TASK DETAILS:
Leave the pictures out and print every record below exactly as it stands.

Entries from a visual dataset:

========================================

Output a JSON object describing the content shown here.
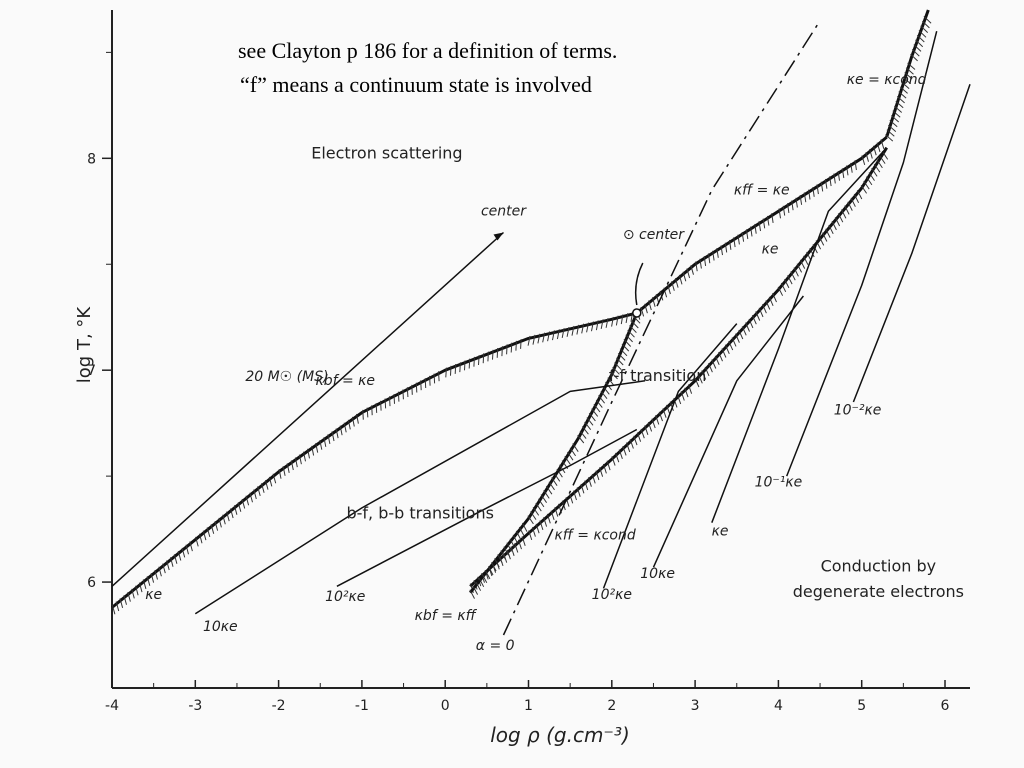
{
  "notes": {
    "line1": "see Clayton p 186 for a definition of terms.",
    "line2": "“f” means a continuum state is involved"
  },
  "chart_data": {
    "type": "line",
    "xlabel": "log ρ (g.cm⁻³)",
    "ylabel": "log T, °K",
    "xlim": [
      -4,
      6.3
    ],
    "ylim": [
      5.5,
      8.7
    ],
    "x_ticks": [
      "-4",
      "-3",
      "-2",
      "-1",
      "0",
      "1",
      "2",
      "3",
      "4",
      "5",
      "6"
    ],
    "y_ticks": [
      "6",
      "7",
      "8"
    ],
    "grid": false,
    "region_labels": [
      {
        "text": "Electron scattering",
        "x": -0.7,
        "y": 8.0
      },
      {
        "text": "b-f, b-b transitions",
        "x": -0.3,
        "y": 6.3
      },
      {
        "text": "f-f transition",
        "x": 2.55,
        "y": 6.95
      },
      {
        "text": "Conduction by",
        "x": 5.2,
        "y": 6.05
      },
      {
        "text": "degenerate electrons",
        "x": 5.2,
        "y": 5.93
      }
    ],
    "curve_labels": [
      {
        "text": "κbf = κe",
        "x": -1.2,
        "y": 6.93
      },
      {
        "text": "κff = κe",
        "x": 3.8,
        "y": 7.83
      },
      {
        "text": "κff = κcond",
        "x": 1.8,
        "y": 6.2
      },
      {
        "text": "κe = κcond",
        "x": 5.3,
        "y": 8.35
      },
      {
        "text": "κbf = κff",
        "x": 0.0,
        "y": 5.82
      },
      {
        "text": "α = 0",
        "x": 0.6,
        "y": 5.68
      },
      {
        "text": "κe",
        "x": -3.5,
        "y": 5.92
      },
      {
        "text": "κe",
        "x": 3.9,
        "y": 7.55
      },
      {
        "text": "κe",
        "x": 3.3,
        "y": 6.22
      },
      {
        "text": "10κe",
        "x": -2.7,
        "y": 5.77
      },
      {
        "text": "10²κe",
        "x": -1.2,
        "y": 5.91
      },
      {
        "text": "10²κe",
        "x": 2.0,
        "y": 5.92
      },
      {
        "text": "10κe",
        "x": 2.55,
        "y": 6.02
      },
      {
        "text": "10⁻¹κe",
        "x": 4.0,
        "y": 6.45
      },
      {
        "text": "10⁻²κe",
        "x": 4.95,
        "y": 6.79
      },
      {
        "text": "20 M☉ (MS)",
        "x": -1.9,
        "y": 6.95
      },
      {
        "text": "center",
        "x": 0.7,
        "y": 7.73
      },
      {
        "text": "⊙ center",
        "x": 2.5,
        "y": 7.62
      }
    ],
    "series": [
      {
        "name": "κbf = κe",
        "hatched": true,
        "x": [
          -4.0,
          -3.0,
          -2.0,
          -1.0,
          0.0,
          1.0,
          2.0,
          2.3
        ],
        "y": [
          5.88,
          6.2,
          6.52,
          6.8,
          7.0,
          7.15,
          7.24,
          7.27
        ]
      },
      {
        "name": "κff = κe",
        "hatched": true,
        "x": [
          2.3,
          3.0,
          4.0,
          5.0,
          5.3
        ],
        "y": [
          7.27,
          7.5,
          7.75,
          8.0,
          8.1
        ]
      },
      {
        "name": "κff = κcond",
        "hatched": true,
        "x": [
          0.3,
          1.0,
          2.0,
          3.0,
          4.0,
          5.0,
          5.3
        ],
        "y": [
          5.98,
          6.23,
          6.58,
          6.95,
          7.38,
          7.86,
          8.05
        ]
      },
      {
        "name": "κbf = κff",
        "hatched": true,
        "x": [
          0.3,
          1.0,
          1.6,
          2.0,
          2.3
        ],
        "y": [
          5.95,
          6.3,
          6.68,
          6.98,
          7.27
        ]
      },
      {
        "name": "κe = κcond",
        "hatched": true,
        "x": [
          5.3,
          5.6,
          5.8
        ],
        "y": [
          8.1,
          8.48,
          8.7
        ]
      },
      {
        "name": "α = 0",
        "dashed": true,
        "x": [
          0.7,
          2.0,
          3.2,
          4.5
        ],
        "y": [
          5.75,
          6.85,
          7.85,
          8.65
        ]
      },
      {
        "name": "20 M☉ (MS)",
        "x": [
          -4.0,
          0.7
        ],
        "y": [
          5.98,
          7.65
        ]
      },
      {
        "name": "10κe",
        "x": [
          -3.0,
          -1.0,
          1.5,
          2.4
        ],
        "y": [
          5.85,
          6.35,
          6.9,
          6.95
        ]
      },
      {
        "name": "10²κe",
        "x": [
          -1.3,
          0.5,
          1.5,
          2.3
        ],
        "y": [
          5.98,
          6.35,
          6.55,
          6.72
        ]
      },
      {
        "name": "10²κe",
        "x": [
          1.9,
          2.8,
          3.5
        ],
        "y": [
          5.97,
          6.9,
          7.22
        ]
      },
      {
        "name": "10κe",
        "x": [
          2.5,
          3.5,
          4.3
        ],
        "y": [
          6.07,
          6.95,
          7.35
        ]
      },
      {
        "name": "κe",
        "x": [
          3.2,
          4.0,
          4.6,
          5.3
        ],
        "y": [
          6.28,
          7.1,
          7.75,
          8.05
        ]
      },
      {
        "name": "10⁻¹κe",
        "x": [
          4.1,
          5.0,
          5.5,
          5.9
        ],
        "y": [
          6.5,
          7.4,
          7.98,
          8.6
        ]
      },
      {
        "name": "10⁻²κe",
        "x": [
          4.9,
          5.6,
          6.3
        ],
        "y": [
          6.85,
          7.55,
          8.35
        ]
      }
    ],
    "markers": [
      {
        "name": "⊙ center",
        "x": 2.3,
        "y": 7.27
      }
    ]
  }
}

========================================

WRITTEN SOLUTION:
Output a JSON object describing the content shown here.
{
  "notes": {
    "line1": "see Clayton p 186 for a definition of terms.",
    "line2": "“f” means a continuum state is involved"
  },
  "chart_data": {
    "type": "line",
    "xlabel": "log ρ (g.cm⁻³)",
    "ylabel": "log T, °K",
    "xlim": [
      -4,
      6.3
    ],
    "ylim": [
      5.5,
      8.7
    ],
    "x_ticks": [
      "-4",
      "-3",
      "-2",
      "-1",
      "0",
      "1",
      "2",
      "3",
      "4",
      "5",
      "6"
    ],
    "y_ticks": [
      "6",
      "7",
      "8"
    ],
    "grid": false,
    "region_labels": [
      {
        "text": "Electron scattering",
        "x": -0.7,
        "y": 8.0
      },
      {
        "text": "b-f, b-b transitions",
        "x": -0.3,
        "y": 6.3
      },
      {
        "text": "f-f transition",
        "x": 2.55,
        "y": 6.95
      },
      {
        "text": "Conduction by",
        "x": 5.2,
        "y": 6.05
      },
      {
        "text": "degenerate electrons",
        "x": 5.2,
        "y": 5.93
      }
    ],
    "curve_labels": [
      {
        "text": "κbf = κe",
        "x": -1.2,
        "y": 6.93
      },
      {
        "text": "κff = κe",
        "x": 3.8,
        "y": 7.83
      },
      {
        "text": "κff = κcond",
        "x": 1.8,
        "y": 6.2
      },
      {
        "text": "κe = κcond",
        "x": 5.3,
        "y": 8.35
      },
      {
        "text": "κbf = κff",
        "x": 0.0,
        "y": 5.82
      },
      {
        "text": "α = 0",
        "x": 0.6,
        "y": 5.68
      },
      {
        "text": "κe",
        "x": -3.5,
        "y": 5.92
      },
      {
        "text": "κe",
        "x": 3.9,
        "y": 7.55
      },
      {
        "text": "κe",
        "x": 3.3,
        "y": 6.22
      },
      {
        "text": "10κe",
        "x": -2.7,
        "y": 5.77
      },
      {
        "text": "10²κe",
        "x": -1.2,
        "y": 5.91
      },
      {
        "text": "10²κe",
        "x": 2.0,
        "y": 5.92
      },
      {
        "text": "10κe",
        "x": 2.55,
        "y": 6.02
      },
      {
        "text": "10⁻¹κe",
        "x": 4.0,
        "y": 6.45
      },
      {
        "text": "10⁻²κe",
        "x": 4.95,
        "y": 6.79
      },
      {
        "text": "20 M☉ (MS)",
        "x": -1.9,
        "y": 6.95
      },
      {
        "text": "center",
        "x": 0.7,
        "y": 7.73
      },
      {
        "text": "⊙ center",
        "x": 2.5,
        "y": 7.62
      }
    ],
    "series": [
      {
        "name": "κbf = κe",
        "hatched": true,
        "x": [
          -4.0,
          -3.0,
          -2.0,
          -1.0,
          0.0,
          1.0,
          2.0,
          2.3
        ],
        "y": [
          5.88,
          6.2,
          6.52,
          6.8,
          7.0,
          7.15,
          7.24,
          7.27
        ]
      },
      {
        "name": "κff = κe",
        "hatched": true,
        "x": [
          2.3,
          3.0,
          4.0,
          5.0,
          5.3
        ],
        "y": [
          7.27,
          7.5,
          7.75,
          8.0,
          8.1
        ]
      },
      {
        "name": "κff = κcond",
        "hatched": true,
        "x": [
          0.3,
          1.0,
          2.0,
          3.0,
          4.0,
          5.0,
          5.3
        ],
        "y": [
          5.98,
          6.23,
          6.58,
          6.95,
          7.38,
          7.86,
          8.05
        ]
      },
      {
        "name": "κbf = κff",
        "hatched": true,
        "x": [
          0.3,
          1.0,
          1.6,
          2.0,
          2.3
        ],
        "y": [
          5.95,
          6.3,
          6.68,
          6.98,
          7.27
        ]
      },
      {
        "name": "κe = κcond",
        "hatched": true,
        "x": [
          5.3,
          5.6,
          5.8
        ],
        "y": [
          8.1,
          8.48,
          8.7
        ]
      },
      {
        "name": "α = 0",
        "dashed": true,
        "x": [
          0.7,
          2.0,
          3.2,
          4.5
        ],
        "y": [
          5.75,
          6.85,
          7.85,
          8.65
        ]
      },
      {
        "name": "20 M☉ (MS)",
        "x": [
          -4.0,
          0.7
        ],
        "y": [
          5.98,
          7.65
        ]
      },
      {
        "name": "10κe",
        "x": [
          -3.0,
          -1.0,
          1.5,
          2.4
        ],
        "y": [
          5.85,
          6.35,
          6.9,
          6.95
        ]
      },
      {
        "name": "10²κe",
        "x": [
          -1.3,
          0.5,
          1.5,
          2.3
        ],
        "y": [
          5.98,
          6.35,
          6.55,
          6.72
        ]
      },
      {
        "name": "10²κe",
        "x": [
          1.9,
          2.8,
          3.5
        ],
        "y": [
          5.97,
          6.9,
          7.22
        ]
      },
      {
        "name": "10κe",
        "x": [
          2.5,
          3.5,
          4.3
        ],
        "y": [
          6.07,
          6.95,
          7.35
        ]
      },
      {
        "name": "κe",
        "x": [
          3.2,
          4.0,
          4.6,
          5.3
        ],
        "y": [
          6.28,
          7.1,
          7.75,
          8.05
        ]
      },
      {
        "name": "10⁻¹κe",
        "x": [
          4.1,
          5.0,
          5.5,
          5.9
        ],
        "y": [
          6.5,
          7.4,
          7.98,
          8.6
        ]
      },
      {
        "name": "10⁻²κe",
        "x": [
          4.9,
          5.6,
          6.3
        ],
        "y": [
          6.85,
          7.55,
          8.35
        ]
      }
    ],
    "markers": [
      {
        "name": "⊙ center",
        "x": 2.3,
        "y": 7.27
      }
    ]
  }
}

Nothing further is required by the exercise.